## Data entries
::::::::

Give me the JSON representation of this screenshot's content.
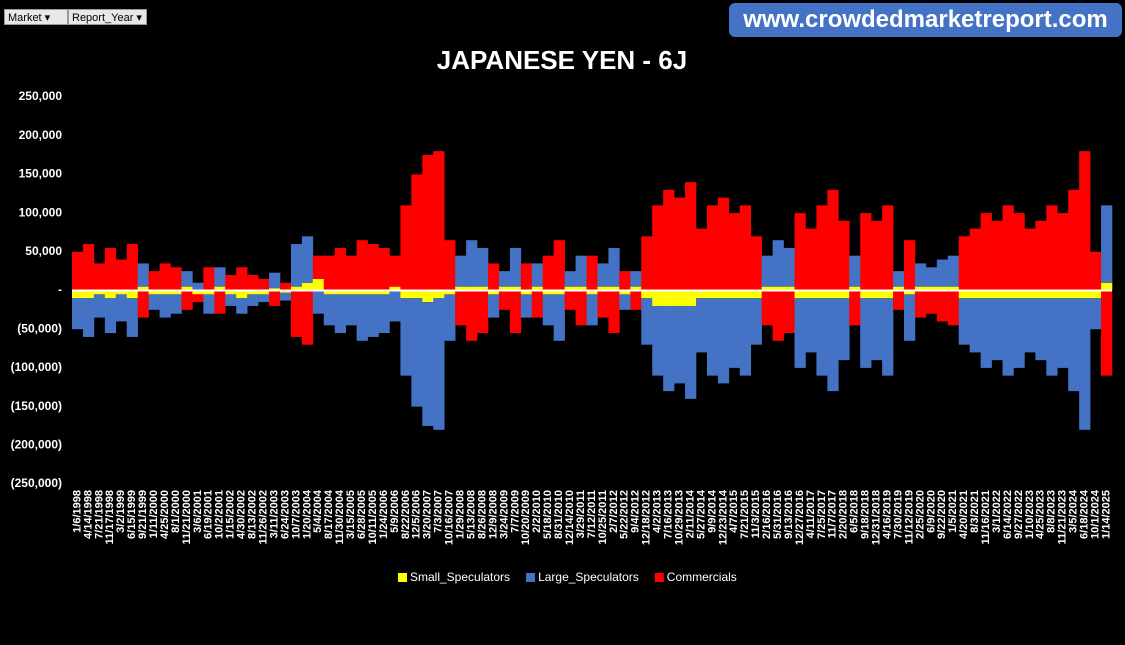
{
  "filters": [
    "Market",
    "Report_Year"
  ],
  "banner": "www.crowdedmarketreport.com",
  "chart_data": {
    "type": "bar",
    "stacked": true,
    "title": "JAPANESE YEN - 6J",
    "categories": [
      "1/6/1998",
      "4/14/1998",
      "7/21/1998",
      "11/17/1998",
      "3/2/1999",
      "6/15/1999",
      "9/21/1999",
      "1/11/2000",
      "4/25/2000",
      "8/1/2000",
      "11/21/2000",
      "3/6/2001",
      "6/19/2001",
      "10/2/2001",
      "1/15/2002",
      "4/30/2002",
      "8/13/2002",
      "11/26/2002",
      "3/11/2003",
      "6/24/2003",
      "10/7/2003",
      "1/20/2004",
      "5/4/2004",
      "8/17/2004",
      "11/30/2004",
      "3/15/2005",
      "6/28/2005",
      "10/11/2005",
      "1/24/2006",
      "5/9/2006",
      "8/22/2006",
      "12/5/2006",
      "3/20/2007",
      "7/3/2007",
      "10/16/2007",
      "1/29/2008",
      "5/13/2008",
      "8/26/2008",
      "12/9/2008",
      "3/24/2009",
      "7/7/2009",
      "10/20/2009",
      "2/2/2010",
      "5/18/2010",
      "8/31/2010",
      "12/14/2010",
      "3/29/2011",
      "7/12/2011",
      "10/25/2011",
      "2/7/2012",
      "5/22/2012",
      "9/4/2012",
      "12/18/2012",
      "4/2/2013",
      "7/16/2013",
      "10/29/2013",
      "2/11/2014",
      "5/27/2014",
      "9/9/2014",
      "12/23/2014",
      "4/7/2015",
      "7/21/2015",
      "11/3/2015",
      "2/16/2016",
      "5/31/2016",
      "9/13/2016",
      "12/27/2016",
      "4/11/2017",
      "7/25/2017",
      "11/7/2017",
      "2/20/2018",
      "6/5/2018",
      "9/18/2018",
      "12/31/2018",
      "4/16/2019",
      "7/30/2019",
      "11/12/2019",
      "2/25/2020",
      "6/9/2020",
      "9/22/2020",
      "1/5/2021",
      "4/20/2021",
      "8/3/2021",
      "11/16/2021",
      "3/1/2022",
      "6/14/2022",
      "9/27/2022",
      "1/10/2023",
      "4/25/2023",
      "8/8/2023",
      "11/21/2023",
      "3/5/2024",
      "6/18/2024",
      "10/1/2024",
      "1/14/2025"
    ],
    "series": [
      {
        "name": "Small_Speculators",
        "color": "#ffff00",
        "values": [
          -10000,
          -10000,
          -5000,
          -10000,
          -5000,
          -10000,
          5000,
          -5000,
          -5000,
          -5000,
          5000,
          -5000,
          -5000,
          5000,
          -5000,
          -10000,
          -5000,
          -5000,
          3000,
          -3000,
          5000,
          10000,
          15000,
          -5000,
          -5000,
          -5000,
          -5000,
          -5000,
          -5000,
          5000,
          -10000,
          -10000,
          -15000,
          -10000,
          -5000,
          5000,
          5000,
          5000,
          -5000,
          5000,
          5000,
          -5000,
          5000,
          -5000,
          -5000,
          5000,
          5000,
          -5000,
          5000,
          5000,
          -5000,
          5000,
          -10000,
          -20000,
          -20000,
          -20000,
          -20000,
          -10000,
          -10000,
          -10000,
          -10000,
          -10000,
          -10000,
          5000,
          5000,
          5000,
          -10000,
          -10000,
          -10000,
          -10000,
          -10000,
          5000,
          -10000,
          -10000,
          -10000,
          5000,
          -5000,
          5000,
          5000,
          5000,
          5000,
          -10000,
          -10000,
          -10000,
          -10000,
          -10000,
          -10000,
          -10000,
          -10000,
          -10000,
          -10000,
          -10000,
          -10000,
          -10000,
          10000
        ]
      },
      {
        "name": "Large_Speculators",
        "color": "#4472c4",
        "values": [
          -40000,
          -50000,
          -30000,
          -45000,
          -35000,
          -50000,
          30000,
          -20000,
          -30000,
          -25000,
          20000,
          10000,
          -25000,
          25000,
          -15000,
          -20000,
          -15000,
          -10000,
          20000,
          -10000,
          55000,
          60000,
          -30000,
          -40000,
          -50000,
          -40000,
          -60000,
          -55000,
          -50000,
          -40000,
          -100000,
          -140000,
          -160000,
          -170000,
          -60000,
          40000,
          60000,
          50000,
          -30000,
          20000,
          50000,
          -30000,
          30000,
          -40000,
          -60000,
          20000,
          40000,
          -40000,
          30000,
          50000,
          -20000,
          20000,
          -60000,
          -90000,
          -110000,
          -100000,
          -120000,
          -70000,
          -100000,
          -110000,
          -90000,
          -100000,
          -60000,
          40000,
          60000,
          50000,
          -90000,
          -70000,
          -100000,
          -120000,
          -80000,
          40000,
          -90000,
          -80000,
          -100000,
          20000,
          -60000,
          30000,
          25000,
          35000,
          40000,
          -60000,
          -70000,
          -90000,
          -80000,
          -100000,
          -90000,
          -70000,
          -80000,
          -100000,
          -90000,
          -120000,
          -170000,
          -40000,
          100000
        ]
      },
      {
        "name": "Commercials",
        "color": "#ff0000",
        "values": [
          50000,
          60000,
          35000,
          55000,
          40000,
          60000,
          -35000,
          25000,
          35000,
          30000,
          -25000,
          -10000,
          30000,
          -30000,
          20000,
          30000,
          20000,
          15000,
          -20000,
          10000,
          -60000,
          -70000,
          30000,
          45000,
          55000,
          45000,
          65000,
          60000,
          55000,
          40000,
          110000,
          150000,
          175000,
          180000,
          65000,
          -45000,
          -65000,
          -55000,
          35000,
          -25000,
          -55000,
          35000,
          -35000,
          45000,
          65000,
          -25000,
          -45000,
          45000,
          -35000,
          -55000,
          25000,
          -25000,
          70000,
          110000,
          130000,
          120000,
          140000,
          80000,
          110000,
          120000,
          100000,
          110000,
          70000,
          -45000,
          -65000,
          -55000,
          100000,
          80000,
          110000,
          130000,
          90000,
          -45000,
          100000,
          90000,
          110000,
          -25000,
          65000,
          -35000,
          -30000,
          -40000,
          -45000,
          70000,
          80000,
          100000,
          90000,
          110000,
          100000,
          80000,
          90000,
          110000,
          100000,
          130000,
          180000,
          50000,
          -110000
        ]
      }
    ],
    "ylim": [
      -250000,
      250000
    ],
    "yticks": [
      {
        "value": 250000,
        "label": "250,000"
      },
      {
        "value": 200000,
        "label": "200,000"
      },
      {
        "value": 150000,
        "label": "150,000"
      },
      {
        "value": 100000,
        "label": "100,000"
      },
      {
        "value": 50000,
        "label": "50,000"
      },
      {
        "value": 0,
        "label": "-"
      },
      {
        "value": -50000,
        "label": "(50,000)"
      },
      {
        "value": -100000,
        "label": "(100,000)"
      },
      {
        "value": -150000,
        "label": "(150,000)"
      },
      {
        "value": -200000,
        "label": "(200,000)"
      },
      {
        "value": -250000,
        "label": "(250,000)"
      }
    ],
    "legend": "bottom"
  }
}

::::::::

## Exercise
Please repeat the entries exactly. Do not include the pictures.

## Solution
Give me the JSON representation of this screenshot's content.
{
  "filters": [
    "Market",
    "Report_Year"
  ],
  "banner": "www.crowdedmarketreport.com",
  "chart_data": {
    "type": "bar",
    "stacked": true,
    "title": "JAPANESE YEN - 6J",
    "categories": [
      "1/6/1998",
      "4/14/1998",
      "7/21/1998",
      "11/17/1998",
      "3/2/1999",
      "6/15/1999",
      "9/21/1999",
      "1/11/2000",
      "4/25/2000",
      "8/1/2000",
      "11/21/2000",
      "3/6/2001",
      "6/19/2001",
      "10/2/2001",
      "1/15/2002",
      "4/30/2002",
      "8/13/2002",
      "11/26/2002",
      "3/11/2003",
      "6/24/2003",
      "10/7/2003",
      "1/20/2004",
      "5/4/2004",
      "8/17/2004",
      "11/30/2004",
      "3/15/2005",
      "6/28/2005",
      "10/11/2005",
      "1/24/2006",
      "5/9/2006",
      "8/22/2006",
      "12/5/2006",
      "3/20/2007",
      "7/3/2007",
      "10/16/2007",
      "1/29/2008",
      "5/13/2008",
      "8/26/2008",
      "12/9/2008",
      "3/24/2009",
      "7/7/2009",
      "10/20/2009",
      "2/2/2010",
      "5/18/2010",
      "8/31/2010",
      "12/14/2010",
      "3/29/2011",
      "7/12/2011",
      "10/25/2011",
      "2/7/2012",
      "5/22/2012",
      "9/4/2012",
      "12/18/2012",
      "4/2/2013",
      "7/16/2013",
      "10/29/2013",
      "2/11/2014",
      "5/27/2014",
      "9/9/2014",
      "12/23/2014",
      "4/7/2015",
      "7/21/2015",
      "11/3/2015",
      "2/16/2016",
      "5/31/2016",
      "9/13/2016",
      "12/27/2016",
      "4/11/2017",
      "7/25/2017",
      "11/7/2017",
      "2/20/2018",
      "6/5/2018",
      "9/18/2018",
      "12/31/2018",
      "4/16/2019",
      "7/30/2019",
      "11/12/2019",
      "2/25/2020",
      "6/9/2020",
      "9/22/2020",
      "1/5/2021",
      "4/20/2021",
      "8/3/2021",
      "11/16/2021",
      "3/1/2022",
      "6/14/2022",
      "9/27/2022",
      "1/10/2023",
      "4/25/2023",
      "8/8/2023",
      "11/21/2023",
      "3/5/2024",
      "6/18/2024",
      "10/1/2024",
      "1/14/2025"
    ],
    "series": [
      {
        "name": "Small_Speculators",
        "color": "#ffff00",
        "values": [
          -10000,
          -10000,
          -5000,
          -10000,
          -5000,
          -10000,
          5000,
          -5000,
          -5000,
          -5000,
          5000,
          -5000,
          -5000,
          5000,
          -5000,
          -10000,
          -5000,
          -5000,
          3000,
          -3000,
          5000,
          10000,
          15000,
          -5000,
          -5000,
          -5000,
          -5000,
          -5000,
          -5000,
          5000,
          -10000,
          -10000,
          -15000,
          -10000,
          -5000,
          5000,
          5000,
          5000,
          -5000,
          5000,
          5000,
          -5000,
          5000,
          -5000,
          -5000,
          5000,
          5000,
          -5000,
          5000,
          5000,
          -5000,
          5000,
          -10000,
          -20000,
          -20000,
          -20000,
          -20000,
          -10000,
          -10000,
          -10000,
          -10000,
          -10000,
          -10000,
          5000,
          5000,
          5000,
          -10000,
          -10000,
          -10000,
          -10000,
          -10000,
          5000,
          -10000,
          -10000,
          -10000,
          5000,
          -5000,
          5000,
          5000,
          5000,
          5000,
          -10000,
          -10000,
          -10000,
          -10000,
          -10000,
          -10000,
          -10000,
          -10000,
          -10000,
          -10000,
          -10000,
          -10000,
          -10000,
          10000
        ]
      },
      {
        "name": "Large_Speculators",
        "color": "#4472c4",
        "values": [
          -40000,
          -50000,
          -30000,
          -45000,
          -35000,
          -50000,
          30000,
          -20000,
          -30000,
          -25000,
          20000,
          10000,
          -25000,
          25000,
          -15000,
          -20000,
          -15000,
          -10000,
          20000,
          -10000,
          55000,
          60000,
          -30000,
          -40000,
          -50000,
          -40000,
          -60000,
          -55000,
          -50000,
          -40000,
          -100000,
          -140000,
          -160000,
          -170000,
          -60000,
          40000,
          60000,
          50000,
          -30000,
          20000,
          50000,
          -30000,
          30000,
          -40000,
          -60000,
          20000,
          40000,
          -40000,
          30000,
          50000,
          -20000,
          20000,
          -60000,
          -90000,
          -110000,
          -100000,
          -120000,
          -70000,
          -100000,
          -110000,
          -90000,
          -100000,
          -60000,
          40000,
          60000,
          50000,
          -90000,
          -70000,
          -100000,
          -120000,
          -80000,
          40000,
          -90000,
          -80000,
          -100000,
          20000,
          -60000,
          30000,
          25000,
          35000,
          40000,
          -60000,
          -70000,
          -90000,
          -80000,
          -100000,
          -90000,
          -70000,
          -80000,
          -100000,
          -90000,
          -120000,
          -170000,
          -40000,
          100000
        ]
      },
      {
        "name": "Commercials",
        "color": "#ff0000",
        "values": [
          50000,
          60000,
          35000,
          55000,
          40000,
          60000,
          -35000,
          25000,
          35000,
          30000,
          -25000,
          -10000,
          30000,
          -30000,
          20000,
          30000,
          20000,
          15000,
          -20000,
          10000,
          -60000,
          -70000,
          30000,
          45000,
          55000,
          45000,
          65000,
          60000,
          55000,
          40000,
          110000,
          150000,
          175000,
          180000,
          65000,
          -45000,
          -65000,
          -55000,
          35000,
          -25000,
          -55000,
          35000,
          -35000,
          45000,
          65000,
          -25000,
          -45000,
          45000,
          -35000,
          -55000,
          25000,
          -25000,
          70000,
          110000,
          130000,
          120000,
          140000,
          80000,
          110000,
          120000,
          100000,
          110000,
          70000,
          -45000,
          -65000,
          -55000,
          100000,
          80000,
          110000,
          130000,
          90000,
          -45000,
          100000,
          90000,
          110000,
          -25000,
          65000,
          -35000,
          -30000,
          -40000,
          -45000,
          70000,
          80000,
          100000,
          90000,
          110000,
          100000,
          80000,
          90000,
          110000,
          100000,
          130000,
          180000,
          50000,
          -110000
        ]
      }
    ],
    "ylim": [
      -250000,
      250000
    ],
    "yticks": [
      {
        "value": 250000,
        "label": "250,000"
      },
      {
        "value": 200000,
        "label": "200,000"
      },
      {
        "value": 150000,
        "label": "150,000"
      },
      {
        "value": 100000,
        "label": "100,000"
      },
      {
        "value": 50000,
        "label": "50,000"
      },
      {
        "value": 0,
        "label": "-"
      },
      {
        "value": -50000,
        "label": "(50,000)"
      },
      {
        "value": -100000,
        "label": "(100,000)"
      },
      {
        "value": -150000,
        "label": "(150,000)"
      },
      {
        "value": -200000,
        "label": "(200,000)"
      },
      {
        "value": -250000,
        "label": "(250,000)"
      }
    ],
    "legend": "bottom"
  }
}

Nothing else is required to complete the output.